TASK TO COMPLETE — Skip the pictures. Transcribe the rest of the data below without changing a word.

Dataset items

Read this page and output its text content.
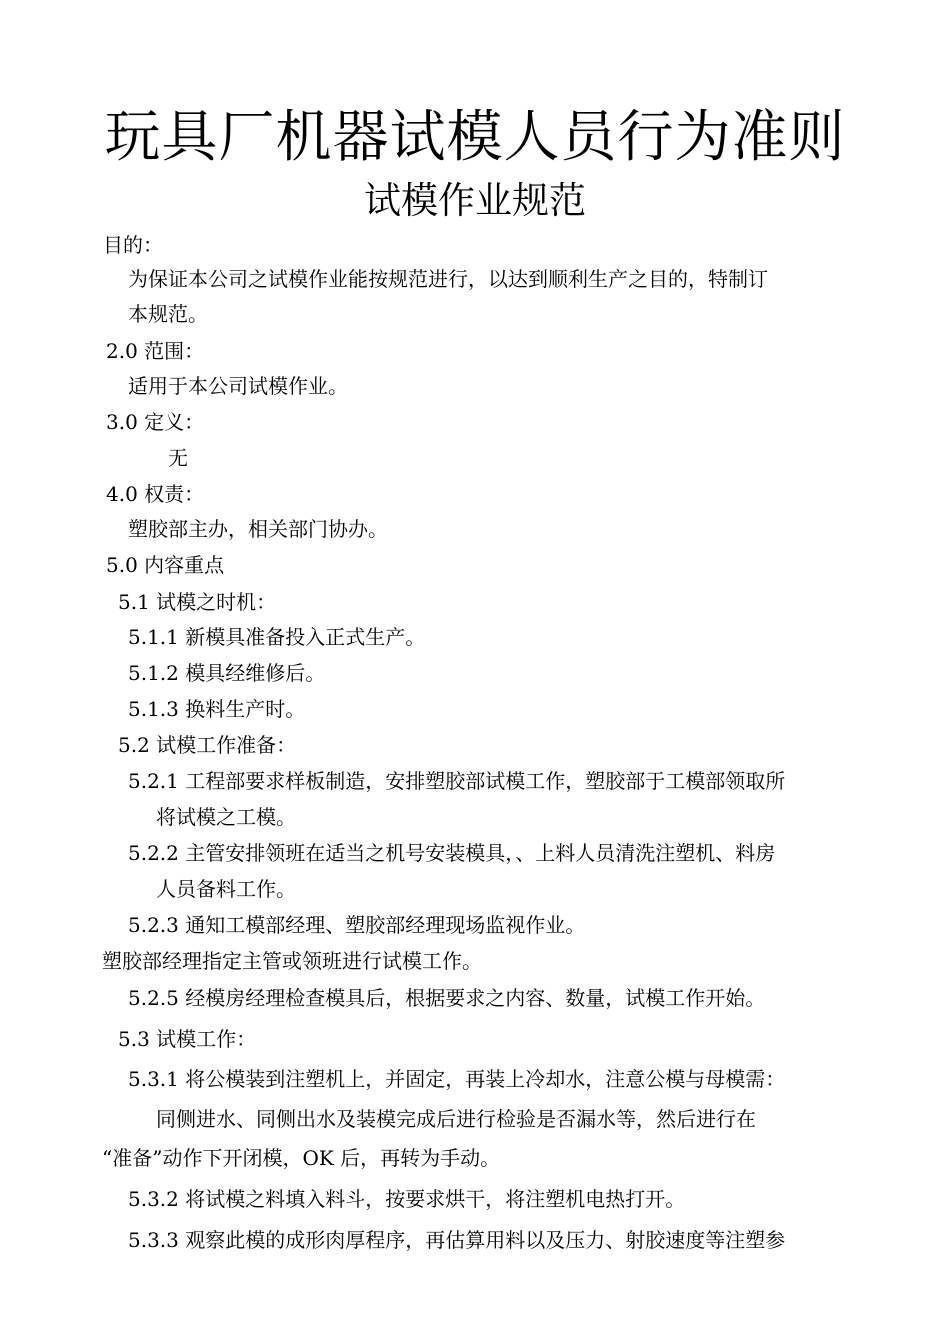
玩具厂机器试模人员行为准则
试模作业规范
目的：
为保证本公司之试模作业能按规范进行，以达到顺利生产之目的，特制订
本规范。
2.0 范围：
适用于本公司试模作业。
3.0 定义：
无
4.0 权责：
塑胶部主办，相关部门协办。
5.0 内容重点
5.1 试模之时机：
5.1.1 新模具准备投入正式生产。
5.1.2 模具经维修后。
5.1.3 换料生产时。
5.2 试模工作准备：
5.2.1 工程部要求样板制造，安排塑胶部试模工作，塑胶部于工模部领取所
将试模之工模。
5.2.2 主管安排领班在适当之机号安装模具，、上料人员清洗注塑机、料房
人员备料工作。
5.2.3 通知工模部经理、塑胶部经理现场监视作业。
塑胶部经理指定主管或领班进行试模工作。
5.2.5 经模房经理检查模具后，根据要求之内容、数量，试模工作开始。
5.3 试模工作：
5.3.1 将公模装到注塑机上，并固定，再装上冷却水，注意公模与母模需：
同侧进水、同侧出水及装模完成后进行检验是否漏水等，然后进行在
“准备”动作下开闭模，OK 后，再转为手动。
5.3.2 将试模之料填入料斗，按要求烘干，将注塑机电热打开。
5.3.3 观察此模的成形肉厚程序，再估算用料以及压力、射胶速度等注塑参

THE ANSWER —
Read this page and output its text content.
玩具厂机器试模人员行为准则
试模作业规范
目的：
为保证本公司之试模作业能按规范进行，以达到顺利生产之目的，特制订
本规范。
2.0 范围：
适用于本公司试模作业。
3.0 定义：
无
4.0 权责：
塑胶部主办，相关部门协办。
5.0 内容重点
5.1 试模之时机：
5.1.1 新模具准备投入正式生产。
5.1.2 模具经维修后。
5.1.3 换料生产时。
5.2 试模工作准备：
5.2.1 工程部要求样板制造，安排塑胶部试模工作，塑胶部于工模部领取所
将试模之工模。
5.2.2 主管安排领班在适当之机号安装模具，、上料人员清洗注塑机、料房
人员备料工作。
5.2.3 通知工模部经理、塑胶部经理现场监视作业。
塑胶部经理指定主管或领班进行试模工作。
5.2.5 经模房经理检查模具后，根据要求之内容、数量，试模工作开始。
5.3 试模工作：
5.3.1 将公模装到注塑机上，并固定，再装上冷却水，注意公模与母模需：
同侧进水、同侧出水及装模完成后进行检验是否漏水等，然后进行在
“准备”动作下开闭模，OK 后，再转为手动。
5.3.2 将试模之料填入料斗，按要求烘干，将注塑机电热打开。
5.3.3 观察此模的成形肉厚程序，再估算用料以及压力、射胶速度等注塑参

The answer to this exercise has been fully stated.